WHAT YOU WILL DO =
Give only the number of lines in the data that include the string "echoes".

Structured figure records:
──────────

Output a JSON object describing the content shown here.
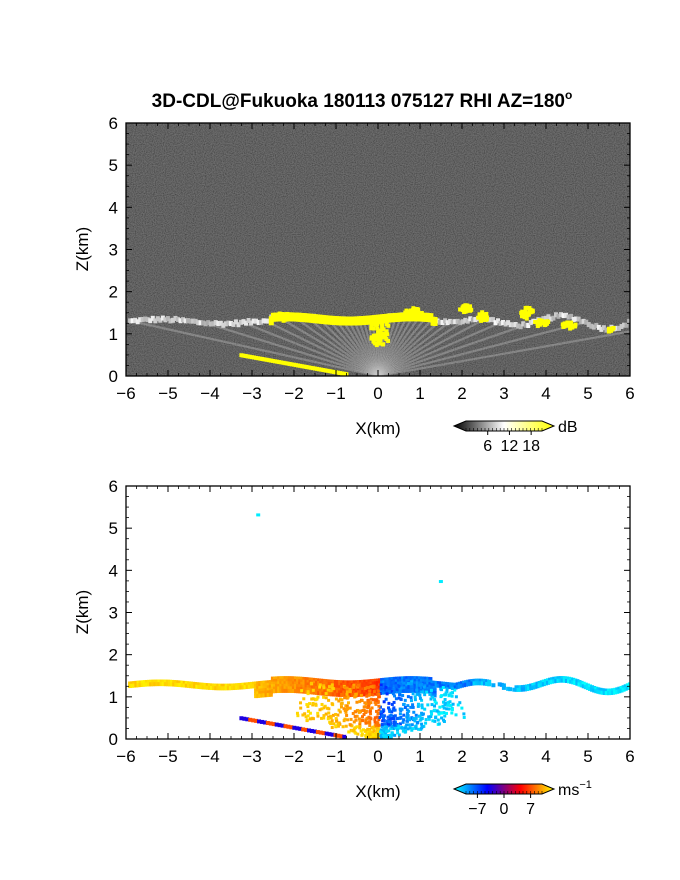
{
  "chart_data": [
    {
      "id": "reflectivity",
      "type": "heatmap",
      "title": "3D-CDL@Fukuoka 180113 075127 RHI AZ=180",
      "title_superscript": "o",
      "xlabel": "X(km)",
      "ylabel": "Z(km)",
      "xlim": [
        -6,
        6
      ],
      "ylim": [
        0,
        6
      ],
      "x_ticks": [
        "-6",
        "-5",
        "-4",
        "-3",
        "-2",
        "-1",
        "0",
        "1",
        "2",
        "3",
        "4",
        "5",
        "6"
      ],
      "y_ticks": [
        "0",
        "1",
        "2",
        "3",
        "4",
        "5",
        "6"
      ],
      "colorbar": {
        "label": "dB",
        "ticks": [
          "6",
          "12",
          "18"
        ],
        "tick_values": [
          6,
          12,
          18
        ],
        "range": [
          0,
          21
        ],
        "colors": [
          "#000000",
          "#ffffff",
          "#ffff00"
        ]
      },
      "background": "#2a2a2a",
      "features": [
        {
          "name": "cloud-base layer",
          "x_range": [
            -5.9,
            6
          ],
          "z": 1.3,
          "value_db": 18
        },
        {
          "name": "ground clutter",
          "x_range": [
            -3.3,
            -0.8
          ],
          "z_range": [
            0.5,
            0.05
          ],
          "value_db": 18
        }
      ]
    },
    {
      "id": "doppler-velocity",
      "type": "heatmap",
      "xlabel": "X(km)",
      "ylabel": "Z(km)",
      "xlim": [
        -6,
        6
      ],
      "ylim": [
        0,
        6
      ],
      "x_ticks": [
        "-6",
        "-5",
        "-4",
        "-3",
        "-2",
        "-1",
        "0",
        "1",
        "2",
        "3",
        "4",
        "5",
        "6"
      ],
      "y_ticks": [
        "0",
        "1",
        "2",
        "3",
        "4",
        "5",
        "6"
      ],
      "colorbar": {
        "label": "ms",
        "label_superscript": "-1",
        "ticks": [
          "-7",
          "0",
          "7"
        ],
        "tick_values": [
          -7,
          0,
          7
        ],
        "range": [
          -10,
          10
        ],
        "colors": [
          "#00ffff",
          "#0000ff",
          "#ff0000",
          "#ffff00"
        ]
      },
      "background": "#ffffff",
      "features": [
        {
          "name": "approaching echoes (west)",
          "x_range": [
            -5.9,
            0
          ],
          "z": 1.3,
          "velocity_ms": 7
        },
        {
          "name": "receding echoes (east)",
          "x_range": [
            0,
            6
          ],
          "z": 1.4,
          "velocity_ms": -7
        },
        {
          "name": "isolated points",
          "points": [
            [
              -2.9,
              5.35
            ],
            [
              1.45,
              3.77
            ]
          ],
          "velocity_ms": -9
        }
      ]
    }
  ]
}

──────────

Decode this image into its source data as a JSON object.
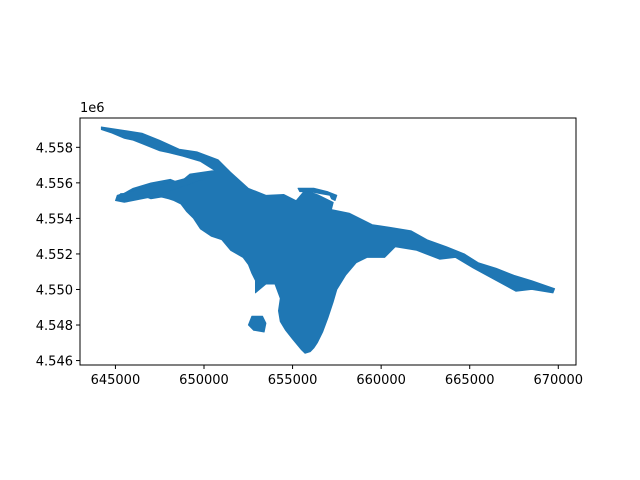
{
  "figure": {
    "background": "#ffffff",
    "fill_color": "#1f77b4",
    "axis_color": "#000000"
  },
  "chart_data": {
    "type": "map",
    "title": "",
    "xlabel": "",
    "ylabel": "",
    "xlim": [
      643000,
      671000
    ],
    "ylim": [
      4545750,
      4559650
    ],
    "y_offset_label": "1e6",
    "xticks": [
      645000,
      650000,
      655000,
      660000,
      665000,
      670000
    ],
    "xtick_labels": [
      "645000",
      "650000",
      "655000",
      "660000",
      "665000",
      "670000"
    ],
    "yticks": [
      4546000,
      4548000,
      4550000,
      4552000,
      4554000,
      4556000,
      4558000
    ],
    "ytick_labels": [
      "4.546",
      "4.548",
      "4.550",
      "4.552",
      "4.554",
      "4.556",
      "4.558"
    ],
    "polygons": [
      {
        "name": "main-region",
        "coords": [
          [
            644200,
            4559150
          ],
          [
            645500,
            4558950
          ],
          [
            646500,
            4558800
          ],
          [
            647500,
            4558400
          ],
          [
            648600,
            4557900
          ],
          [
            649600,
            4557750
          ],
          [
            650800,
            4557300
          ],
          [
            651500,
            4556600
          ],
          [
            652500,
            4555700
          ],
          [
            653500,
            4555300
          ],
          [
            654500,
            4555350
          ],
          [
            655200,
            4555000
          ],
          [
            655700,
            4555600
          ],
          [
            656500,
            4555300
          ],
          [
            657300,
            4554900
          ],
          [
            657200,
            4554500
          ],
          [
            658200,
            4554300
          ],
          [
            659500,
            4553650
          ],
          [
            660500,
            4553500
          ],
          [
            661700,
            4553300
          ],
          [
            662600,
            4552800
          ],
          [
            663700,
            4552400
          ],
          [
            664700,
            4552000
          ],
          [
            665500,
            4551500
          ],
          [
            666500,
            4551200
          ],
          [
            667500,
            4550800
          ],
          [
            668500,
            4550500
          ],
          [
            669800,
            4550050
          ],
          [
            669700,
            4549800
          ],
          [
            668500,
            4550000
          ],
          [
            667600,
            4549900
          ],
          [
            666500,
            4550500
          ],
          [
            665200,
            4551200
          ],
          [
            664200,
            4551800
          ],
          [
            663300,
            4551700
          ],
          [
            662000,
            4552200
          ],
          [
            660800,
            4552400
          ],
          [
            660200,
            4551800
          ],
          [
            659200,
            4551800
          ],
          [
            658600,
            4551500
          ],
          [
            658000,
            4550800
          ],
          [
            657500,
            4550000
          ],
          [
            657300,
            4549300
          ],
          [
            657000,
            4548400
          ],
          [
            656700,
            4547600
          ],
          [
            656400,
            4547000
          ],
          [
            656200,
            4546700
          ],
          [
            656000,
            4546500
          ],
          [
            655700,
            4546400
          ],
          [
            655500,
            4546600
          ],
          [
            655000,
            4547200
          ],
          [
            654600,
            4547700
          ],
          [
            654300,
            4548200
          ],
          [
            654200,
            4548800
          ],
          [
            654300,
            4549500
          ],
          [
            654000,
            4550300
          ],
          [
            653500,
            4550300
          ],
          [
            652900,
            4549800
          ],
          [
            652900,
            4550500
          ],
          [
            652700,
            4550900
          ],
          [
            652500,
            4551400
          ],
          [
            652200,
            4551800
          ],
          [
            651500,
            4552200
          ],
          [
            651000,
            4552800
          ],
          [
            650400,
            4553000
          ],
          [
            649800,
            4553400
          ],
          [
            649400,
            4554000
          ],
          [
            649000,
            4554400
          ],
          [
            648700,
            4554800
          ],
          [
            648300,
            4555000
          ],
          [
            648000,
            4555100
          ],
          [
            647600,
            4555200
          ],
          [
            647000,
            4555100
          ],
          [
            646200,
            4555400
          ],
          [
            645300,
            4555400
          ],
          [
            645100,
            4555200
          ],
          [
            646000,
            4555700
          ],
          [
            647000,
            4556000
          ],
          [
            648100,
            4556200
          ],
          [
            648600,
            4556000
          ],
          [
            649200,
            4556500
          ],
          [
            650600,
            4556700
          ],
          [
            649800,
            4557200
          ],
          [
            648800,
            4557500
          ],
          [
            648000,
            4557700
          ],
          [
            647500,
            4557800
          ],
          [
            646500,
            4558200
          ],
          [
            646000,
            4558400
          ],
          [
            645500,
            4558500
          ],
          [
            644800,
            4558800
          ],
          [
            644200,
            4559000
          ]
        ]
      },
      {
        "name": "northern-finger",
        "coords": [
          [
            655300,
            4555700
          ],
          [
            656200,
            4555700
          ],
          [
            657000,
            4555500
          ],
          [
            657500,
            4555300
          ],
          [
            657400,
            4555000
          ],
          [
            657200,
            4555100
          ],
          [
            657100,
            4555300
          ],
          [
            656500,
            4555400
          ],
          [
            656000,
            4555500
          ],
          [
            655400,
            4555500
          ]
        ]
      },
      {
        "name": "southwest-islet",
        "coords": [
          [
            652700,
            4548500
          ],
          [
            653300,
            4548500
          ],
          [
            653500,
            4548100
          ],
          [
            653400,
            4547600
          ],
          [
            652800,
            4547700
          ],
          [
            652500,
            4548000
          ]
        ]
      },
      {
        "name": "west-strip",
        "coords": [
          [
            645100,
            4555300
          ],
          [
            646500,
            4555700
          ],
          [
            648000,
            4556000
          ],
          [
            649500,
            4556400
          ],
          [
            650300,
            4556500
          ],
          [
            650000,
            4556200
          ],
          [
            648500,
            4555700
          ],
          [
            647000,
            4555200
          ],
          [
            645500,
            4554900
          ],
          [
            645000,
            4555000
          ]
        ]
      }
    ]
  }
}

──────────

FINAL ANSWER =
2